## STATED TASK
Write out the listing in full, matching it word for word.

========================================

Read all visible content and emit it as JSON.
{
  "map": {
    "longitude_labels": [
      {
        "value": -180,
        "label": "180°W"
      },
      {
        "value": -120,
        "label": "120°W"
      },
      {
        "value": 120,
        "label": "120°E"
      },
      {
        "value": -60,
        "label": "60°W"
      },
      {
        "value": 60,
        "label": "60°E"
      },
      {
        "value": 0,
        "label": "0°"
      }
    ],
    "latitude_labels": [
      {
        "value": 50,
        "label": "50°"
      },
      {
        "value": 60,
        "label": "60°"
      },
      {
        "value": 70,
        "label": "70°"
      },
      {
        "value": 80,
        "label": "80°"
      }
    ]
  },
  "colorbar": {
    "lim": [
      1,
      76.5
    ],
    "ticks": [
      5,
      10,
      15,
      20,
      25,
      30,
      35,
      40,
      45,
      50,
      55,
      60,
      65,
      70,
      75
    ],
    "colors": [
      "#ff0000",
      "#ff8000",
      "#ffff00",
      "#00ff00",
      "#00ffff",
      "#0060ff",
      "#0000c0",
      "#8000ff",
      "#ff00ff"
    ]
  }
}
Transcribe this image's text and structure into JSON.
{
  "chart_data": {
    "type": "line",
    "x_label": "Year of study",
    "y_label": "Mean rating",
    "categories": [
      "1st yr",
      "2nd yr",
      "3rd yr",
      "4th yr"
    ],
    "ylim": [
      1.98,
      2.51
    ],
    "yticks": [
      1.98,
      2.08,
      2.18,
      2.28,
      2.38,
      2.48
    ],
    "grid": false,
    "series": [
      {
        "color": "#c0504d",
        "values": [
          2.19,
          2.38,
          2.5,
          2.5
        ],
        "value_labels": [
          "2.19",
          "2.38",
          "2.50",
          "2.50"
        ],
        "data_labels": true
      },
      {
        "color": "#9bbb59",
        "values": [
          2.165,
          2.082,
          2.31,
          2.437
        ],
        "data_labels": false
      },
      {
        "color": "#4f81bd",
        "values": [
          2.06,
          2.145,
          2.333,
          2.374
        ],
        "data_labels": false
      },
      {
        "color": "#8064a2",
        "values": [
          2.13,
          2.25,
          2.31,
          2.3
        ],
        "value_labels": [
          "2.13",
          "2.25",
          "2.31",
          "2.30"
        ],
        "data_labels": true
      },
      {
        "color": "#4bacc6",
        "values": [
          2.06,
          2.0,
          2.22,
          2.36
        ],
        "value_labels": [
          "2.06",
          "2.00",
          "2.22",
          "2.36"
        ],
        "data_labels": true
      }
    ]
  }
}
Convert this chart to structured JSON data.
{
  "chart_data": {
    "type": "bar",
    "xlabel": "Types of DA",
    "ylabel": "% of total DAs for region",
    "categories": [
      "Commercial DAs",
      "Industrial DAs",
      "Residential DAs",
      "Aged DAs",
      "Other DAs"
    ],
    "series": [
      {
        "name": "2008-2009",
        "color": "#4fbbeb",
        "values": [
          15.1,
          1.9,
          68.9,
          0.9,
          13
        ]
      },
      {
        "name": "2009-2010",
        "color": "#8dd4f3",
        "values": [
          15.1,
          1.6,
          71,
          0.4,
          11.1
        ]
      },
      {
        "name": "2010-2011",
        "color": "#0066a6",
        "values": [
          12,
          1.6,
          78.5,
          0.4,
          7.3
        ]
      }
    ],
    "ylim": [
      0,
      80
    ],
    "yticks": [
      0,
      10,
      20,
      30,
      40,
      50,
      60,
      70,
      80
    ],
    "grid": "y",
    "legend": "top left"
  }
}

========================================

## TASK ANSWER
Read all visible content and emit it as JSON.
{
  "map": {
    "longitude_labels": [
      {
        "value": -180,
        "label": "180°W"
      },
      {
        "value": -120,
        "label": "120°W"
      },
      {
        "value": 120,
        "label": "120°E"
      },
      {
        "value": -60,
        "label": "60°W"
      },
      {
        "value": 60,
        "label": "60°E"
      },
      {
        "value": 0,
        "label": "0°"
      }
    ],
    "latitude_labels": [
      {
        "value": 50,
        "label": "50°"
      },
      {
        "value": 60,
        "label": "60°"
      },
      {
        "value": 70,
        "label": "70°"
      },
      {
        "value": 80,
        "label": "80°"
      }
    ]
  },
  "colorbar": {
    "lim": [
      1,
      76.5
    ],
    "ticks": [
      5,
      10,
      15,
      20,
      25,
      30,
      35,
      40,
      45,
      50,
      55,
      60,
      65,
      70,
      75
    ],
    "colors": [
      "#ff0000",
      "#ff8000",
      "#ffff00",
      "#00ff00",
      "#00ffff",
      "#0060ff",
      "#0000c0",
      "#8000ff",
      "#ff00ff"
    ]
  }
}
Transcribe this image's text and structure into JSON.
{
  "chart_data": {
    "type": "line",
    "x_label": "Year of study",
    "y_label": "Mean rating",
    "categories": [
      "1st yr",
      "2nd yr",
      "3rd yr",
      "4th yr"
    ],
    "ylim": [
      1.98,
      2.51
    ],
    "yticks": [
      1.98,
      2.08,
      2.18,
      2.28,
      2.38,
      2.48
    ],
    "grid": false,
    "series": [
      {
        "color": "#c0504d",
        "values": [
          2.19,
          2.38,
          2.5,
          2.5
        ],
        "value_labels": [
          "2.19",
          "2.38",
          "2.50",
          "2.50"
        ],
        "data_labels": true
      },
      {
        "color": "#9bbb59",
        "values": [
          2.165,
          2.082,
          2.31,
          2.437
        ],
        "data_labels": false
      },
      {
        "color": "#4f81bd",
        "values": [
          2.06,
          2.145,
          2.333,
          2.374
        ],
        "data_labels": false
      },
      {
        "color": "#8064a2",
        "values": [
          2.13,
          2.25,
          2.31,
          2.3
        ],
        "value_labels": [
          "2.13",
          "2.25",
          "2.31",
          "2.30"
        ],
        "data_labels": true
      },
      {
        "color": "#4bacc6",
        "values": [
          2.06,
          2.0,
          2.22,
          2.36
        ],
        "value_labels": [
          "2.06",
          "2.00",
          "2.22",
          "2.36"
        ],
        "data_labels": true
      }
    ]
  }
}
Convert this chart to structured JSON data.
{
  "chart_data": {
    "type": "bar",
    "xlabel": "Types of DA",
    "ylabel": "% of total DAs for region",
    "categories": [
      "Commercial DAs",
      "Industrial DAs",
      "Residential DAs",
      "Aged DAs",
      "Other DAs"
    ],
    "series": [
      {
        "name": "2008-2009",
        "color": "#4fbbeb",
        "values": [
          15.1,
          1.9,
          68.9,
          0.9,
          13
        ]
      },
      {
        "name": "2009-2010",
        "color": "#8dd4f3",
        "values": [
          15.1,
          1.6,
          71,
          0.4,
          11.1
        ]
      },
      {
        "name": "2010-2011",
        "color": "#0066a6",
        "values": [
          12,
          1.6,
          78.5,
          0.4,
          7.3
        ]
      }
    ],
    "ylim": [
      0,
      80
    ],
    "yticks": [
      0,
      10,
      20,
      30,
      40,
      50,
      60,
      70,
      80
    ],
    "grid": "y",
    "legend": "top left"
  }
}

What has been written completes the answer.